▶ [DIRECTIONS]
Below are the records. Gather each line that holds "JSON".
>> Start MATERIAL FOR THE TASK
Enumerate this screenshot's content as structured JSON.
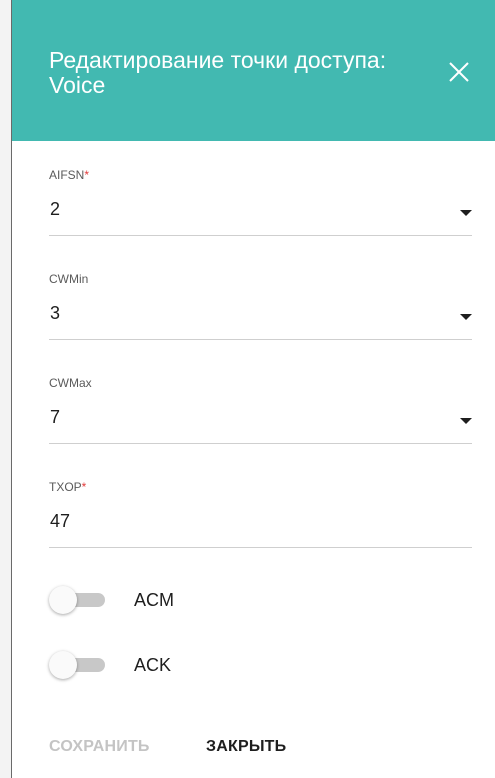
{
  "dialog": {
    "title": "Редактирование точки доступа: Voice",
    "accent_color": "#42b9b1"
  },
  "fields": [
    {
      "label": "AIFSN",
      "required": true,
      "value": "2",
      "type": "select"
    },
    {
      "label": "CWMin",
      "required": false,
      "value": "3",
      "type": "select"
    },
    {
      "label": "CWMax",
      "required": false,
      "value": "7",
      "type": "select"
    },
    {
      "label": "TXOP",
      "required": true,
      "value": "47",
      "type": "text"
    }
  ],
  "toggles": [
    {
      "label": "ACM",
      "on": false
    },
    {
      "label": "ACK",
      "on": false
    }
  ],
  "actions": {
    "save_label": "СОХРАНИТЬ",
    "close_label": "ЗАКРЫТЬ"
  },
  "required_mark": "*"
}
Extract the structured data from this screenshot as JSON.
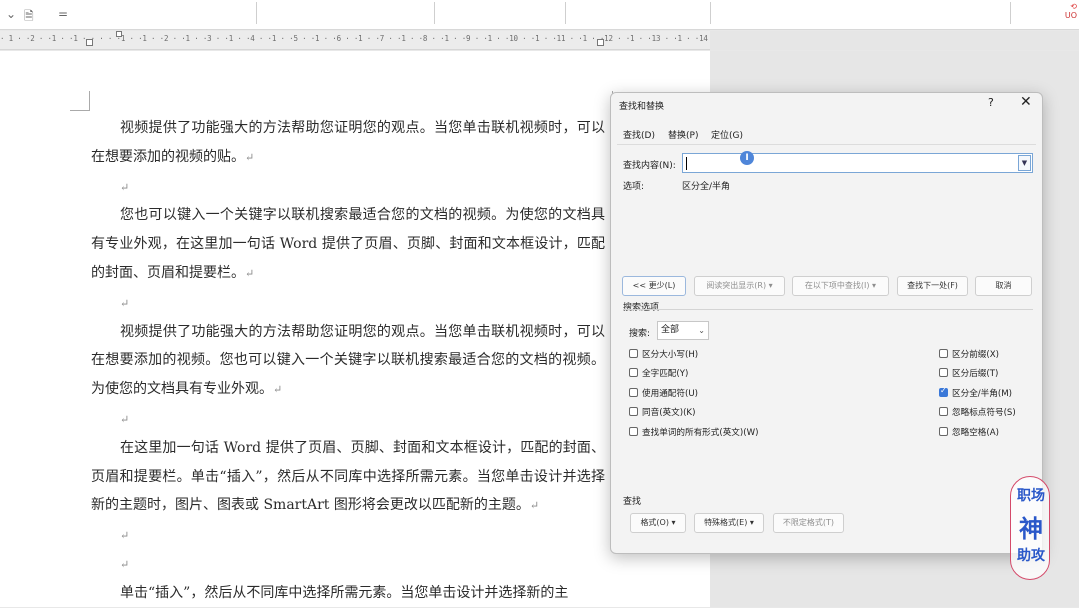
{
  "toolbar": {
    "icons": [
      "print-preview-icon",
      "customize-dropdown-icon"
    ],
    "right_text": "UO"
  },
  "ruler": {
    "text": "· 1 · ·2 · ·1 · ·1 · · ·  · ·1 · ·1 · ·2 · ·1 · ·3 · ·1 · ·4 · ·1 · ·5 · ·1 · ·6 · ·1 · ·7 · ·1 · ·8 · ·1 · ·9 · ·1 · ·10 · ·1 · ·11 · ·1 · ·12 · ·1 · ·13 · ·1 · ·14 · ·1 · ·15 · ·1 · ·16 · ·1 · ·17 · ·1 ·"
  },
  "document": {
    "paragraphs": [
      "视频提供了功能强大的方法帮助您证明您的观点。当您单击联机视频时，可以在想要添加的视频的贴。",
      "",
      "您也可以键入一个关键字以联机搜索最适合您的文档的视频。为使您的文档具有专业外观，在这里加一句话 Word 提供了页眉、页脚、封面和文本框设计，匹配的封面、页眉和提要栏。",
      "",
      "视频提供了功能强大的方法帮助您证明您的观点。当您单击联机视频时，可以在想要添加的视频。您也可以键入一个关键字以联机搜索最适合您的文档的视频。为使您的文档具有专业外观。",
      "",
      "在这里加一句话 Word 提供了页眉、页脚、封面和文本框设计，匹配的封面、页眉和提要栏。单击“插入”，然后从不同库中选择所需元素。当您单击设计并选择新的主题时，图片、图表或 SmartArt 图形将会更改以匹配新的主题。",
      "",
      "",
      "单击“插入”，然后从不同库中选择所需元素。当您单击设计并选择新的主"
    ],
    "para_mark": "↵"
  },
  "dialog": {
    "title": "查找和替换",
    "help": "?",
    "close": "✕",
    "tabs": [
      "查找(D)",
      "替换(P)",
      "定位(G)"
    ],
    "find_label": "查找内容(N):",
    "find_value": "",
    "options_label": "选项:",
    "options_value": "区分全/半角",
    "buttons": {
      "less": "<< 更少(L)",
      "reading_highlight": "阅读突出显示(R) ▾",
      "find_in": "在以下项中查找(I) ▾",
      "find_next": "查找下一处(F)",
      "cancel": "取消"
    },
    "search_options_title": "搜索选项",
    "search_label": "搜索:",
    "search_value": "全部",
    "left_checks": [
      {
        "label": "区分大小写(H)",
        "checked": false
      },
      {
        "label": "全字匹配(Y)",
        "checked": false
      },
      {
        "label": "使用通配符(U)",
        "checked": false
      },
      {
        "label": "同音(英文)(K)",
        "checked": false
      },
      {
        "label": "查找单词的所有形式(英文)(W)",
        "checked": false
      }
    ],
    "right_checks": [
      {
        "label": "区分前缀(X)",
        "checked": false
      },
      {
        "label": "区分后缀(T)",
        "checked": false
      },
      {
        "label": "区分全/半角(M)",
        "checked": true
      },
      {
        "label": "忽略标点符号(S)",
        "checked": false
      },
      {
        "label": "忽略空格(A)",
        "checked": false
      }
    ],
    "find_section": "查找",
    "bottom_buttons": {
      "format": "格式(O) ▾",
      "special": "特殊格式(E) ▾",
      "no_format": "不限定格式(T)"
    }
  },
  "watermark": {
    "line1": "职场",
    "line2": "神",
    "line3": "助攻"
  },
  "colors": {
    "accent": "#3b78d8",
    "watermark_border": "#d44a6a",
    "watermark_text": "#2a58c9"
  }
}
>> End MATERIAL FOR THE TASK
>> Start MATERIAL FOR THE TASK
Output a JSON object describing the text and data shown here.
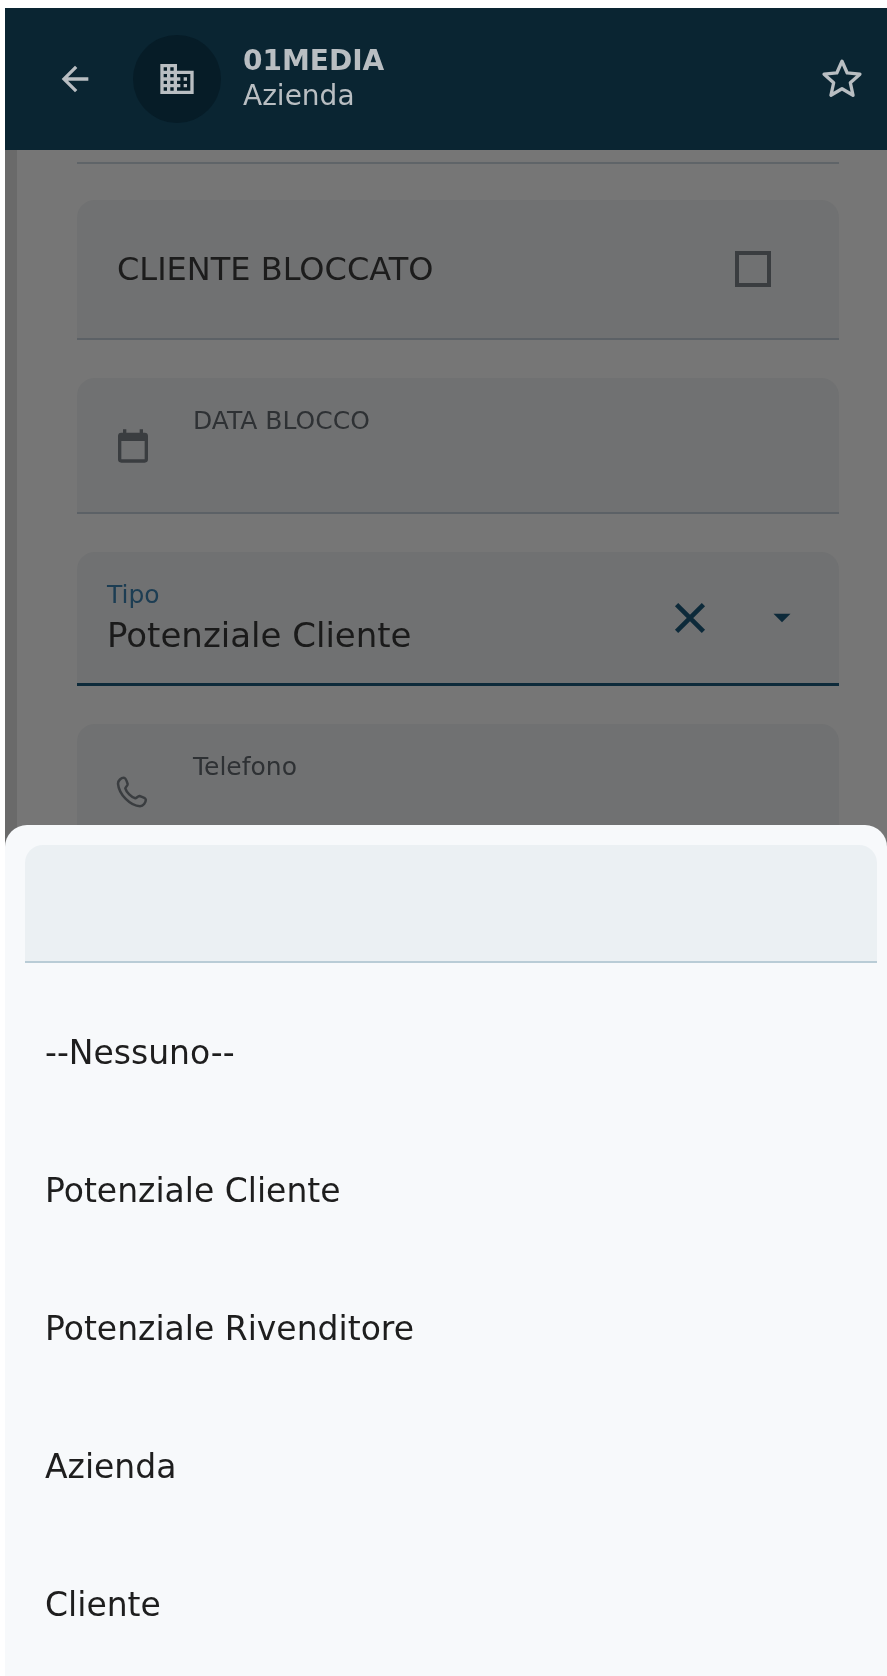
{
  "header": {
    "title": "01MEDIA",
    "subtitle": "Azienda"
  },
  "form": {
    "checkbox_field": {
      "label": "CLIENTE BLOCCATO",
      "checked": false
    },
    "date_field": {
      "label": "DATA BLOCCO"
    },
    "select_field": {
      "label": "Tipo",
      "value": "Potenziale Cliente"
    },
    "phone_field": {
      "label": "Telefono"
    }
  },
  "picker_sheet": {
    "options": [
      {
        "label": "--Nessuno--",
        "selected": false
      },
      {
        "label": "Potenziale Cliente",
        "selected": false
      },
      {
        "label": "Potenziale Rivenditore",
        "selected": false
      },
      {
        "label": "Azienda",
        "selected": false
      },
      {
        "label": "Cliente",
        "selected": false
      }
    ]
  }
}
>> End MATERIAL FOR THE TASK
▶ [SOLVED EXERCISE]
Enumerate this screenshot's content as structured JSON.
Extract the structured data from this screenshot as JSON.
Output a JSON object describing the text and data shown here.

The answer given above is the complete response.